- Entries from a dataset
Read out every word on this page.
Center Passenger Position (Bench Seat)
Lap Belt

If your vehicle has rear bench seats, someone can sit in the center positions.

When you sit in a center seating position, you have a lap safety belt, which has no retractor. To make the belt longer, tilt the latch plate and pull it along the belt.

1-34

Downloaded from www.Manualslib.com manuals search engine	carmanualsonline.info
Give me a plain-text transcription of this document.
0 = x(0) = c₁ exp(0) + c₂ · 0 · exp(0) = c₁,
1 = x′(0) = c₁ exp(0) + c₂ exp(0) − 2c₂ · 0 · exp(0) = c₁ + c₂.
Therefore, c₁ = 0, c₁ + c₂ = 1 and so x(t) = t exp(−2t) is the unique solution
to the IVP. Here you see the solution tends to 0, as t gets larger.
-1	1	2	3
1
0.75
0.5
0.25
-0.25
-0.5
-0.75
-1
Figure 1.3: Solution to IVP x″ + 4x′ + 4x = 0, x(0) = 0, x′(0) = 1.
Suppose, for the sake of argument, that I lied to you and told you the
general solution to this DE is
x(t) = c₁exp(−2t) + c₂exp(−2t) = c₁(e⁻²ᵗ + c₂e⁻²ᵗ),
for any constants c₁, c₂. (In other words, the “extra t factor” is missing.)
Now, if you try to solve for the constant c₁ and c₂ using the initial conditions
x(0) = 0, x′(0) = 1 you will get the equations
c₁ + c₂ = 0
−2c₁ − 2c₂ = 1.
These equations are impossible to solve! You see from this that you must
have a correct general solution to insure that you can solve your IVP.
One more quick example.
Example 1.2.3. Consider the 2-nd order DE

- Exercise prompt
From the entries above, copy out every line where the string "have" appears.

- Task output
When you sit in a center seating position, you have a lap safety belt, which has no retractor. To make the belt longer, tilt the latch plate and pull it along the belt.
have a correct general solution to insure that you can solve your IVP.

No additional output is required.